* START Records provided *

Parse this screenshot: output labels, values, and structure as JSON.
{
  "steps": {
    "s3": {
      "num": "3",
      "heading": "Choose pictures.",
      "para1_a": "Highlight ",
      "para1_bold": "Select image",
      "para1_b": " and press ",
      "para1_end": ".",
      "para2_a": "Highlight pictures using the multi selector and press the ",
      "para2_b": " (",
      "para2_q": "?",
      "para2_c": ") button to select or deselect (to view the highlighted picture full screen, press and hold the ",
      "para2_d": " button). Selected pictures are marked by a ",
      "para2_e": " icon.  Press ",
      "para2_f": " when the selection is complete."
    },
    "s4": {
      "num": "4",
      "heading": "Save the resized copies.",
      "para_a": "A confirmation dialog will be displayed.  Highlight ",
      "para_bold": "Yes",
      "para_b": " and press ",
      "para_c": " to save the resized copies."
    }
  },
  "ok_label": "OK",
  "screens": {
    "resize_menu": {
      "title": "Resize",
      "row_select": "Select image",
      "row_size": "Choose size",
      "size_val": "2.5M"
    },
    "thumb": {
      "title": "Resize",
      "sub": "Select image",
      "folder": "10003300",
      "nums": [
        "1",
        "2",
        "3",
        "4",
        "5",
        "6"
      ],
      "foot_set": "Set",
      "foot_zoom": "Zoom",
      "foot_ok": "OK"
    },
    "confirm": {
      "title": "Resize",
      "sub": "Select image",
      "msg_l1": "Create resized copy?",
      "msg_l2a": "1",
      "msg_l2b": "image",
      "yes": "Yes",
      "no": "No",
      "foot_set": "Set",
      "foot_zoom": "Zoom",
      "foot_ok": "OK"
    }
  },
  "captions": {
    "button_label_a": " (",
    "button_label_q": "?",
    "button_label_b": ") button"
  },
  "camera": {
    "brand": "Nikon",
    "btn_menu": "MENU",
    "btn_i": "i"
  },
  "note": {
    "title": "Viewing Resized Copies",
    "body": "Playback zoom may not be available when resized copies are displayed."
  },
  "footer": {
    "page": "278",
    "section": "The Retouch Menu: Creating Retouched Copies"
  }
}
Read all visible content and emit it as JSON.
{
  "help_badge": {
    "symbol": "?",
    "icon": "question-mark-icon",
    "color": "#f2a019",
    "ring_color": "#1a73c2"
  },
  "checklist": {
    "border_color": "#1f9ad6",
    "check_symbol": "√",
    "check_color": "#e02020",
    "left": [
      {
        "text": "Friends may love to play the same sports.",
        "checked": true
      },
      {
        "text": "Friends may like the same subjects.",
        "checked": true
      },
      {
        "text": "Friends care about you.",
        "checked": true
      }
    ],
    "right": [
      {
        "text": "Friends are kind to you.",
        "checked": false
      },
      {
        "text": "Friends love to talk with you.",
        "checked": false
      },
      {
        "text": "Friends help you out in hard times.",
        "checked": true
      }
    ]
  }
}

* END Records provided *

§ **Directions**:
Write out each line of the data above again, exactly as given.

§ **Correct output**:
Parse this screenshot: output labels, values, and structure as JSON.
{
  "steps": {
    "s3": {
      "num": "3",
      "heading": "Choose pictures.",
      "para1_a": "Highlight ",
      "para1_bold": "Select image",
      "para1_b": " and press ",
      "para1_end": ".",
      "para2_a": "Highlight pictures using the multi selector and press the ",
      "para2_b": " (",
      "para2_q": "?",
      "para2_c": ") button to select or deselect (to view the highlighted picture full screen, press and hold the ",
      "para2_d": " button). Selected pictures are marked by a ",
      "para2_e": " icon.  Press ",
      "para2_f": " when the selection is complete."
    },
    "s4": {
      "num": "4",
      "heading": "Save the resized copies.",
      "para_a": "A confirmation dialog will be displayed.  Highlight ",
      "para_bold": "Yes",
      "para_b": " and press ",
      "para_c": " to save the resized copies."
    }
  },
  "ok_label": "OK",
  "screens": {
    "resize_menu": {
      "title": "Resize",
      "row_select": "Select image",
      "row_size": "Choose size",
      "size_val": "2.5M"
    },
    "thumb": {
      "title": "Resize",
      "sub": "Select image",
      "folder": "10003300",
      "nums": [
        "1",
        "2",
        "3",
        "4",
        "5",
        "6"
      ],
      "foot_set": "Set",
      "foot_zoom": "Zoom",
      "foot_ok": "OK"
    },
    "confirm": {
      "title": "Resize",
      "sub": "Select image",
      "msg_l1": "Create resized copy?",
      "msg_l2a": "1",
      "msg_l2b": "image",
      "yes": "Yes",
      "no": "No",
      "foot_set": "Set",
      "foot_zoom": "Zoom",
      "foot_ok": "OK"
    }
  },
  "captions": {
    "button_label_a": " (",
    "button_label_q": "?",
    "button_label_b": ") button"
  },
  "camera": {
    "brand": "Nikon",
    "btn_menu": "MENU",
    "btn_i": "i"
  },
  "note": {
    "title": "Viewing Resized Copies",
    "body": "Playback zoom may not be available when resized copies are displayed."
  },
  "footer": {
    "page": "278",
    "section": "The Retouch Menu: Creating Retouched Copies"
  }
}
Read all visible content and emit it as JSON.
{
  "help_badge": {
    "symbol": "?",
    "icon": "question-mark-icon",
    "color": "#f2a019",
    "ring_color": "#1a73c2"
  },
  "checklist": {
    "border_color": "#1f9ad6",
    "check_symbol": "√",
    "check_color": "#e02020",
    "left": [
      {
        "text": "Friends may love to play the same sports.",
        "checked": true
      },
      {
        "text": "Friends may like the same subjects.",
        "checked": true
      },
      {
        "text": "Friends care about you.",
        "checked": true
      }
    ],
    "right": [
      {
        "text": "Friends are kind to you.",
        "checked": false
      },
      {
        "text": "Friends love to talk with you.",
        "checked": false
      },
      {
        "text": "Friends help you out in hard times.",
        "checked": true
      }
    ]
  }
}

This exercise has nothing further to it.